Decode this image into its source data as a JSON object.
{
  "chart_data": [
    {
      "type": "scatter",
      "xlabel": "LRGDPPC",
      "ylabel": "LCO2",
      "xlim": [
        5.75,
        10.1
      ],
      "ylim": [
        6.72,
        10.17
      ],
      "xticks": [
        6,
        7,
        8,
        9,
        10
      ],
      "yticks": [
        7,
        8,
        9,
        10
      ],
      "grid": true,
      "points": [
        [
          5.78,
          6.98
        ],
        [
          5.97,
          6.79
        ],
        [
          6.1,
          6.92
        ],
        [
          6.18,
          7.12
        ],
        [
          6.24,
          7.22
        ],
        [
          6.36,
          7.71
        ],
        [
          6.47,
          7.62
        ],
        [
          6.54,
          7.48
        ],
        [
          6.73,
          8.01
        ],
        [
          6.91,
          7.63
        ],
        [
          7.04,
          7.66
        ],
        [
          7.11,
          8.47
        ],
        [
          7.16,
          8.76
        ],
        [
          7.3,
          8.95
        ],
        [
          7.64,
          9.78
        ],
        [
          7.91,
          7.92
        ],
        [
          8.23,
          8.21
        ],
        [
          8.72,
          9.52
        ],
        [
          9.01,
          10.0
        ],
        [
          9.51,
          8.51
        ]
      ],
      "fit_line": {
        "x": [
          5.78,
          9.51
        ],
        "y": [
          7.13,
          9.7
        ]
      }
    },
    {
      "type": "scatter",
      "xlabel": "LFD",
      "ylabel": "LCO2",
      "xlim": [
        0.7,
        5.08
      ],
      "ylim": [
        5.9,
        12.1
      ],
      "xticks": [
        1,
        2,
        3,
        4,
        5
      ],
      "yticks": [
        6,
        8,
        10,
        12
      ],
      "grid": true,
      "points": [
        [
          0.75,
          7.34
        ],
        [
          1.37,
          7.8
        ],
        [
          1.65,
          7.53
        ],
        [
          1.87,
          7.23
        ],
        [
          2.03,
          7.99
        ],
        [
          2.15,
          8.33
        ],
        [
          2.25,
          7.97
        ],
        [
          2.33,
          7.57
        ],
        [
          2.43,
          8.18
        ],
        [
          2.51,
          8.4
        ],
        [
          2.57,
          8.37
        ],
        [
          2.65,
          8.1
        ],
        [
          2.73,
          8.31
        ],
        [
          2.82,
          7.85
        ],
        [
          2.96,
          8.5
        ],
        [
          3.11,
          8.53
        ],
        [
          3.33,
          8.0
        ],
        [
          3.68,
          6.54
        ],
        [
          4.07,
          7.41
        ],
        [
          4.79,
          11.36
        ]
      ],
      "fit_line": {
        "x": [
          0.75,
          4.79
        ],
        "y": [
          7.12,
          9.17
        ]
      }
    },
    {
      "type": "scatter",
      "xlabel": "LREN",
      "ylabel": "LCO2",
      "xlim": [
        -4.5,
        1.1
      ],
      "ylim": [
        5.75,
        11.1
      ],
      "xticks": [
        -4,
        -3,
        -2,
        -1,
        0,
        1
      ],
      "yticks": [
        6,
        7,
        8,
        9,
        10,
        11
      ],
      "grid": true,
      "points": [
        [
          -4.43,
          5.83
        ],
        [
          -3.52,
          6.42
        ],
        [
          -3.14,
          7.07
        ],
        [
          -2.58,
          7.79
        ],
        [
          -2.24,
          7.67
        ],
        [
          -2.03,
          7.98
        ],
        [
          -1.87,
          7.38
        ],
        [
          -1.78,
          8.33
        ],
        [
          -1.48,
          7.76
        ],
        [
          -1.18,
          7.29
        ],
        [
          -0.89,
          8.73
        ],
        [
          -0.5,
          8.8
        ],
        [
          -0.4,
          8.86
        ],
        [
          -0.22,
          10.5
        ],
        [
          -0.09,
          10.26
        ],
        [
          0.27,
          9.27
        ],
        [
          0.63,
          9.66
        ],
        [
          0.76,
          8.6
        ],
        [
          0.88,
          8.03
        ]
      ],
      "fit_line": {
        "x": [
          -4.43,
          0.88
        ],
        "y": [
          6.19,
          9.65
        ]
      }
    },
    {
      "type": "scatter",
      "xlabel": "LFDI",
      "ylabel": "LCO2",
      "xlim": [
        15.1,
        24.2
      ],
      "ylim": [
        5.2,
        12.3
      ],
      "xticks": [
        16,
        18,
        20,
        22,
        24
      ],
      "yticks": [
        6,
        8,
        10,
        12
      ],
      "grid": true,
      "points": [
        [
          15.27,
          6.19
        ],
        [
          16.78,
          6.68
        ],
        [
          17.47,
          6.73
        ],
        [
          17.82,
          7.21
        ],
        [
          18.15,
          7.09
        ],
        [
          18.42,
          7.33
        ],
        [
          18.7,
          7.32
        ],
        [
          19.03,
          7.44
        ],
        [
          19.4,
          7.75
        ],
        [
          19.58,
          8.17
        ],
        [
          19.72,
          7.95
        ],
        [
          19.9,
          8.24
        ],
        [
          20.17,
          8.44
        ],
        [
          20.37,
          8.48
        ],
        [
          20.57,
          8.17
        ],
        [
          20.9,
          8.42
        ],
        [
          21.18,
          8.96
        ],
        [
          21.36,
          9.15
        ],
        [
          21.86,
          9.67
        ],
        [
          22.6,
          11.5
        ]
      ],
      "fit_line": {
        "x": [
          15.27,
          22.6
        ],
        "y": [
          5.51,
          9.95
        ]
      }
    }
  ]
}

_WHAT NEEDS TO BE DONE_: Retype every entry above, word for word.

_RIGHT ANSWER_:
Decode this image into its source data as a JSON object.
{
  "chart_data": [
    {
      "type": "scatter",
      "xlabel": "LRGDPPC",
      "ylabel": "LCO2",
      "xlim": [
        5.75,
        10.1
      ],
      "ylim": [
        6.72,
        10.17
      ],
      "xticks": [
        6,
        7,
        8,
        9,
        10
      ],
      "yticks": [
        7,
        8,
        9,
        10
      ],
      "grid": true,
      "points": [
        [
          5.78,
          6.98
        ],
        [
          5.97,
          6.79
        ],
        [
          6.1,
          6.92
        ],
        [
          6.18,
          7.12
        ],
        [
          6.24,
          7.22
        ],
        [
          6.36,
          7.71
        ],
        [
          6.47,
          7.62
        ],
        [
          6.54,
          7.48
        ],
        [
          6.73,
          8.01
        ],
        [
          6.91,
          7.63
        ],
        [
          7.04,
          7.66
        ],
        [
          7.11,
          8.47
        ],
        [
          7.16,
          8.76
        ],
        [
          7.3,
          8.95
        ],
        [
          7.64,
          9.78
        ],
        [
          7.91,
          7.92
        ],
        [
          8.23,
          8.21
        ],
        [
          8.72,
          9.52
        ],
        [
          9.01,
          10.0
        ],
        [
          9.51,
          8.51
        ]
      ],
      "fit_line": {
        "x": [
          5.78,
          9.51
        ],
        "y": [
          7.13,
          9.7
        ]
      }
    },
    {
      "type": "scatter",
      "xlabel": "LFD",
      "ylabel": "LCO2",
      "xlim": [
        0.7,
        5.08
      ],
      "ylim": [
        5.9,
        12.1
      ],
      "xticks": [
        1,
        2,
        3,
        4,
        5
      ],
      "yticks": [
        6,
        8,
        10,
        12
      ],
      "grid": true,
      "points": [
        [
          0.75,
          7.34
        ],
        [
          1.37,
          7.8
        ],
        [
          1.65,
          7.53
        ],
        [
          1.87,
          7.23
        ],
        [
          2.03,
          7.99
        ],
        [
          2.15,
          8.33
        ],
        [
          2.25,
          7.97
        ],
        [
          2.33,
          7.57
        ],
        [
          2.43,
          8.18
        ],
        [
          2.51,
          8.4
        ],
        [
          2.57,
          8.37
        ],
        [
          2.65,
          8.1
        ],
        [
          2.73,
          8.31
        ],
        [
          2.82,
          7.85
        ],
        [
          2.96,
          8.5
        ],
        [
          3.11,
          8.53
        ],
        [
          3.33,
          8.0
        ],
        [
          3.68,
          6.54
        ],
        [
          4.07,
          7.41
        ],
        [
          4.79,
          11.36
        ]
      ],
      "fit_line": {
        "x": [
          0.75,
          4.79
        ],
        "y": [
          7.12,
          9.17
        ]
      }
    },
    {
      "type": "scatter",
      "xlabel": "LREN",
      "ylabel": "LCO2",
      "xlim": [
        -4.5,
        1.1
      ],
      "ylim": [
        5.75,
        11.1
      ],
      "xticks": [
        -4,
        -3,
        -2,
        -1,
        0,
        1
      ],
      "yticks": [
        6,
        7,
        8,
        9,
        10,
        11
      ],
      "grid": true,
      "points": [
        [
          -4.43,
          5.83
        ],
        [
          -3.52,
          6.42
        ],
        [
          -3.14,
          7.07
        ],
        [
          -2.58,
          7.79
        ],
        [
          -2.24,
          7.67
        ],
        [
          -2.03,
          7.98
        ],
        [
          -1.87,
          7.38
        ],
        [
          -1.78,
          8.33
        ],
        [
          -1.48,
          7.76
        ],
        [
          -1.18,
          7.29
        ],
        [
          -0.89,
          8.73
        ],
        [
          -0.5,
          8.8
        ],
        [
          -0.4,
          8.86
        ],
        [
          -0.22,
          10.5
        ],
        [
          -0.09,
          10.26
        ],
        [
          0.27,
          9.27
        ],
        [
          0.63,
          9.66
        ],
        [
          0.76,
          8.6
        ],
        [
          0.88,
          8.03
        ]
      ],
      "fit_line": {
        "x": [
          -4.43,
          0.88
        ],
        "y": [
          6.19,
          9.65
        ]
      }
    },
    {
      "type": "scatter",
      "xlabel": "LFDI",
      "ylabel": "LCO2",
      "xlim": [
        15.1,
        24.2
      ],
      "ylim": [
        5.2,
        12.3
      ],
      "xticks": [
        16,
        18,
        20,
        22,
        24
      ],
      "yticks": [
        6,
        8,
        10,
        12
      ],
      "grid": true,
      "points": [
        [
          15.27,
          6.19
        ],
        [
          16.78,
          6.68
        ],
        [
          17.47,
          6.73
        ],
        [
          17.82,
          7.21
        ],
        [
          18.15,
          7.09
        ],
        [
          18.42,
          7.33
        ],
        [
          18.7,
          7.32
        ],
        [
          19.03,
          7.44
        ],
        [
          19.4,
          7.75
        ],
        [
          19.58,
          8.17
        ],
        [
          19.72,
          7.95
        ],
        [
          19.9,
          8.24
        ],
        [
          20.17,
          8.44
        ],
        [
          20.37,
          8.48
        ],
        [
          20.57,
          8.17
        ],
        [
          20.9,
          8.42
        ],
        [
          21.18,
          8.96
        ],
        [
          21.36,
          9.15
        ],
        [
          21.86,
          9.67
        ],
        [
          22.6,
          11.5
        ]
      ],
      "fit_line": {
        "x": [
          15.27,
          22.6
        ],
        "y": [
          5.51,
          9.95
        ]
      }
    }
  ]
}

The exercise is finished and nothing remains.